Data:
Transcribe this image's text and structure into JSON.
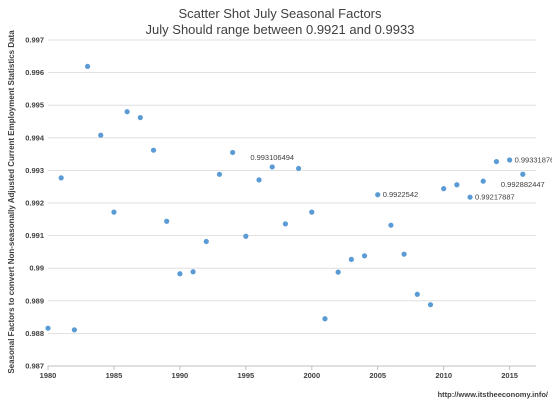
{
  "chart_data": {
    "type": "scatter",
    "title": "Scatter Shot July Seasonal Factors",
    "subtitle": "July Should range between 0.9921 and 0.9933",
    "xlabel": "",
    "ylabel": "Seasonal Factors to convert Non-seasonally Adjusted Current Employment Statistics Data",
    "xlim": [
      1980,
      2017
    ],
    "ylim": [
      0.987,
      0.997
    ],
    "x_ticks": [
      "1980",
      "1985",
      "1990",
      "1995",
      "2000",
      "2005",
      "2010",
      "2015"
    ],
    "y_ticks": [
      "0.987",
      "0.988",
      "0.989",
      "0.99",
      "0.991",
      "0.992",
      "0.993",
      "0.994",
      "0.995",
      "0.996",
      "0.997"
    ],
    "grid": "horizontal",
    "legend": "none",
    "marker_color": "#5b9bd5",
    "points": [
      {
        "x": 1980,
        "y": 0.98816
      },
      {
        "x": 1981,
        "y": 0.99277
      },
      {
        "x": 1982,
        "y": 0.98811
      },
      {
        "x": 1983,
        "y": 0.99619
      },
      {
        "x": 1984,
        "y": 0.99408
      },
      {
        "x": 1985,
        "y": 0.99172
      },
      {
        "x": 1986,
        "y": 0.9948
      },
      {
        "x": 1987,
        "y": 0.99462
      },
      {
        "x": 1988,
        "y": 0.99362
      },
      {
        "x": 1989,
        "y": 0.99144
      },
      {
        "x": 1990,
        "y": 0.98983
      },
      {
        "x": 1991,
        "y": 0.98989
      },
      {
        "x": 1992,
        "y": 0.99082
      },
      {
        "x": 1993,
        "y": 0.99288
      },
      {
        "x": 1994,
        "y": 0.99355
      },
      {
        "x": 1995,
        "y": 0.99098
      },
      {
        "x": 1996,
        "y": 0.99271
      },
      {
        "x": 1997,
        "y": 0.993106494
      },
      {
        "x": 1998,
        "y": 0.99136
      },
      {
        "x": 1999,
        "y": 0.99306
      },
      {
        "x": 2000,
        "y": 0.99172
      },
      {
        "x": 2001,
        "y": 0.98845
      },
      {
        "x": 2002,
        "y": 0.98988
      },
      {
        "x": 2003,
        "y": 0.99027
      },
      {
        "x": 2004,
        "y": 0.99038
      },
      {
        "x": 2005,
        "y": 0.9922542
      },
      {
        "x": 2006,
        "y": 0.99132
      },
      {
        "x": 2007,
        "y": 0.99043
      },
      {
        "x": 2008,
        "y": 0.9892
      },
      {
        "x": 2009,
        "y": 0.98888
      },
      {
        "x": 2010,
        "y": 0.99244
      },
      {
        "x": 2011,
        "y": 0.99256
      },
      {
        "x": 2012,
        "y": 0.99217887
      },
      {
        "x": 2013,
        "y": 0.99267
      },
      {
        "x": 2014,
        "y": 0.99327
      },
      {
        "x": 2015,
        "y": 0.993318762
      },
      {
        "x": 2016,
        "y": 0.992882447
      }
    ],
    "data_labels": [
      {
        "x": 1997,
        "y": 0.993106494,
        "text": "0.993106494",
        "pos": "above"
      },
      {
        "x": 2005,
        "y": 0.9922542,
        "text": "0.9922542",
        "pos": "right"
      },
      {
        "x": 2012,
        "y": 0.99217887,
        "text": "0.99217887",
        "pos": "right"
      },
      {
        "x": 2015,
        "y": 0.993318762,
        "text": "0.993318762",
        "pos": "right"
      },
      {
        "x": 2016,
        "y": 0.992882447,
        "text": "0.992882447",
        "pos": "below"
      }
    ],
    "source_url": "http://www.itstheeconomy.info/"
  }
}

Written problem: Output the entries above exactly. Drop the pictures.

The reply:
Transcribe this image's text and structure into JSON.
{
  "chart_data": {
    "type": "scatter",
    "title": "Scatter Shot July Seasonal Factors",
    "subtitle": "July Should range between 0.9921 and 0.9933",
    "xlabel": "",
    "ylabel": "Seasonal Factors to convert Non-seasonally Adjusted Current Employment Statistics Data",
    "xlim": [
      1980,
      2017
    ],
    "ylim": [
      0.987,
      0.997
    ],
    "x_ticks": [
      "1980",
      "1985",
      "1990",
      "1995",
      "2000",
      "2005",
      "2010",
      "2015"
    ],
    "y_ticks": [
      "0.987",
      "0.988",
      "0.989",
      "0.99",
      "0.991",
      "0.992",
      "0.993",
      "0.994",
      "0.995",
      "0.996",
      "0.997"
    ],
    "grid": "horizontal",
    "legend": "none",
    "marker_color": "#5b9bd5",
    "points": [
      {
        "x": 1980,
        "y": 0.98816
      },
      {
        "x": 1981,
        "y": 0.99277
      },
      {
        "x": 1982,
        "y": 0.98811
      },
      {
        "x": 1983,
        "y": 0.99619
      },
      {
        "x": 1984,
        "y": 0.99408
      },
      {
        "x": 1985,
        "y": 0.99172
      },
      {
        "x": 1986,
        "y": 0.9948
      },
      {
        "x": 1987,
        "y": 0.99462
      },
      {
        "x": 1988,
        "y": 0.99362
      },
      {
        "x": 1989,
        "y": 0.99144
      },
      {
        "x": 1990,
        "y": 0.98983
      },
      {
        "x": 1991,
        "y": 0.98989
      },
      {
        "x": 1992,
        "y": 0.99082
      },
      {
        "x": 1993,
        "y": 0.99288
      },
      {
        "x": 1994,
        "y": 0.99355
      },
      {
        "x": 1995,
        "y": 0.99098
      },
      {
        "x": 1996,
        "y": 0.99271
      },
      {
        "x": 1997,
        "y": 0.993106494
      },
      {
        "x": 1998,
        "y": 0.99136
      },
      {
        "x": 1999,
        "y": 0.99306
      },
      {
        "x": 2000,
        "y": 0.99172
      },
      {
        "x": 2001,
        "y": 0.98845
      },
      {
        "x": 2002,
        "y": 0.98988
      },
      {
        "x": 2003,
        "y": 0.99027
      },
      {
        "x": 2004,
        "y": 0.99038
      },
      {
        "x": 2005,
        "y": 0.9922542
      },
      {
        "x": 2006,
        "y": 0.99132
      },
      {
        "x": 2007,
        "y": 0.99043
      },
      {
        "x": 2008,
        "y": 0.9892
      },
      {
        "x": 2009,
        "y": 0.98888
      },
      {
        "x": 2010,
        "y": 0.99244
      },
      {
        "x": 2011,
        "y": 0.99256
      },
      {
        "x": 2012,
        "y": 0.99217887
      },
      {
        "x": 2013,
        "y": 0.99267
      },
      {
        "x": 2014,
        "y": 0.99327
      },
      {
        "x": 2015,
        "y": 0.993318762
      },
      {
        "x": 2016,
        "y": 0.992882447
      }
    ],
    "data_labels": [
      {
        "x": 1997,
        "y": 0.993106494,
        "text": "0.993106494",
        "pos": "above"
      },
      {
        "x": 2005,
        "y": 0.9922542,
        "text": "0.9922542",
        "pos": "right"
      },
      {
        "x": 2012,
        "y": 0.99217887,
        "text": "0.99217887",
        "pos": "right"
      },
      {
        "x": 2015,
        "y": 0.993318762,
        "text": "0.993318762",
        "pos": "right"
      },
      {
        "x": 2016,
        "y": 0.992882447,
        "text": "0.992882447",
        "pos": "below"
      }
    ],
    "source_url": "http://www.itstheeconomy.info/"
  }
}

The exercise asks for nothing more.